**Data to use**
— BEGIN —
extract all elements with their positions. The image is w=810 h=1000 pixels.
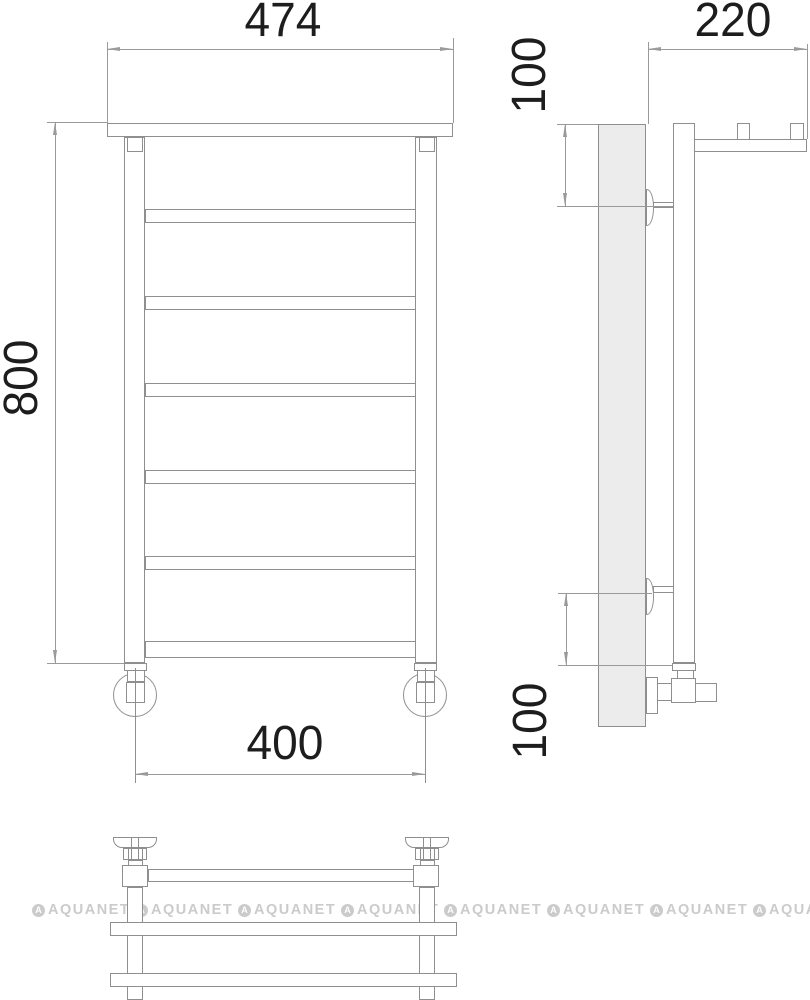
— END —
— BEGIN —
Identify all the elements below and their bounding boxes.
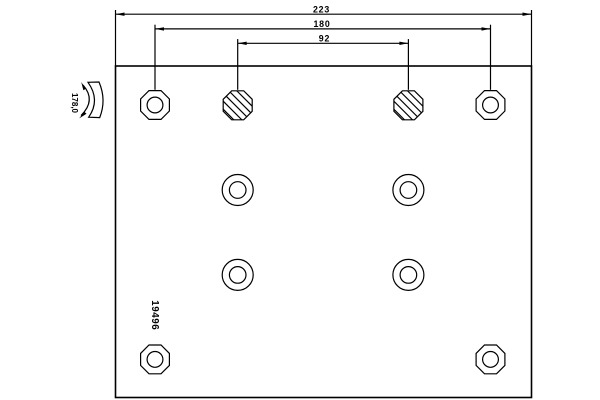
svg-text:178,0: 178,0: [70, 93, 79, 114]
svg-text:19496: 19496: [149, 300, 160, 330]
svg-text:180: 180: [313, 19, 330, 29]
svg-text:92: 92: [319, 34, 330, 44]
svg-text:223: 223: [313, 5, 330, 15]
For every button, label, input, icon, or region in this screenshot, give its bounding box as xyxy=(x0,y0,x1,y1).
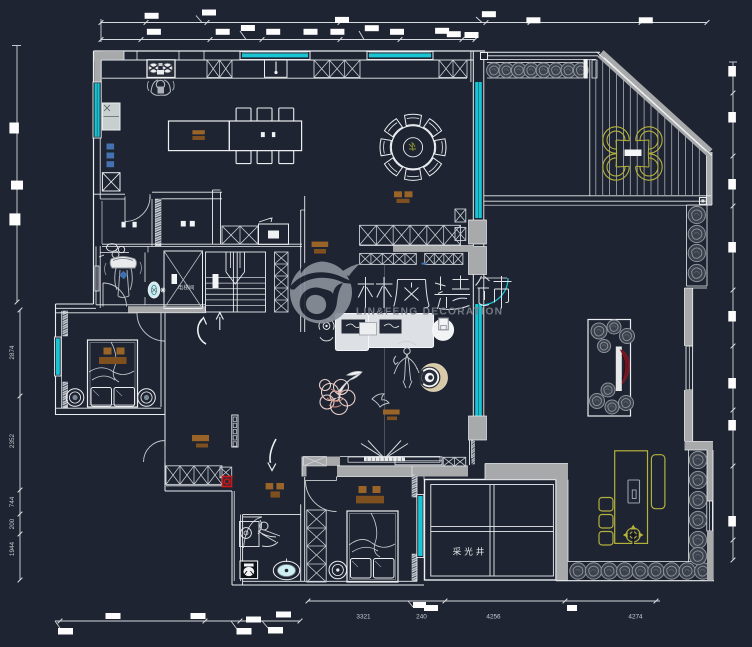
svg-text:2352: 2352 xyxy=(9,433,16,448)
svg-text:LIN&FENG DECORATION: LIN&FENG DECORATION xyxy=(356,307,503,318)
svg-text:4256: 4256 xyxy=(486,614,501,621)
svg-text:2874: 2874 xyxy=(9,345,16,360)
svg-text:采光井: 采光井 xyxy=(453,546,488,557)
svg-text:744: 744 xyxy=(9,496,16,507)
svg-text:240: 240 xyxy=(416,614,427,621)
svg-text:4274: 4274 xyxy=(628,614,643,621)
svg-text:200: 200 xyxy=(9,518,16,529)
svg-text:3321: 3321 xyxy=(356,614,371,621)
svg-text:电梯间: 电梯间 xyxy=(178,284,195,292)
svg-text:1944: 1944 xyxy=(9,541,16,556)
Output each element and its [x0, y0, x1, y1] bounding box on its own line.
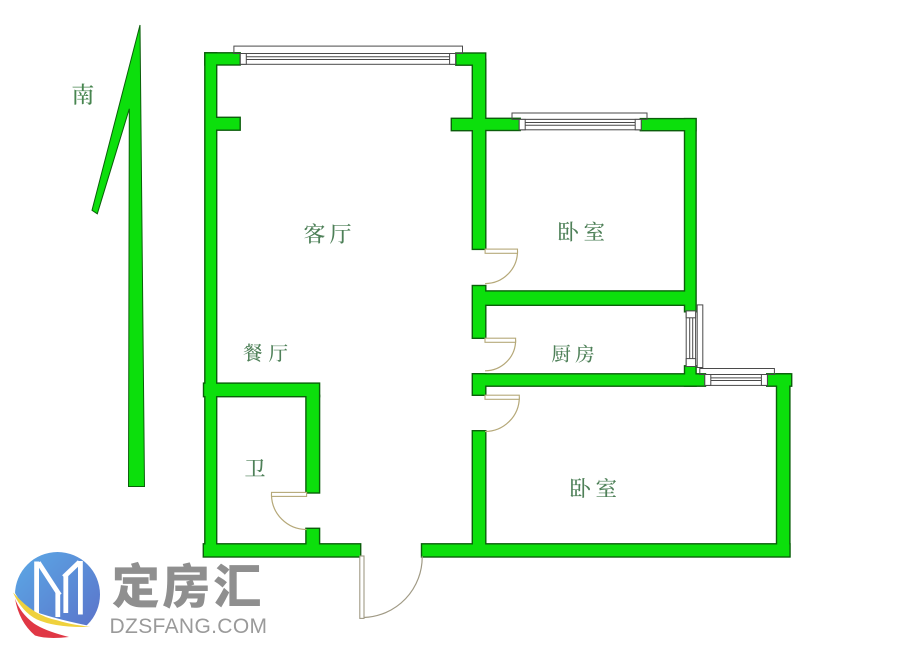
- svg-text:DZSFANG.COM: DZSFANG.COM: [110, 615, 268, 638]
— END —
**Stated goal**
Pull out each row above that contains the word "their", and copy those rows in full.

**Solution for this problem**
extract all elements with their positions. The image is w=810 h=1000 pixels.
Identify all the elements below and their bounding boxes.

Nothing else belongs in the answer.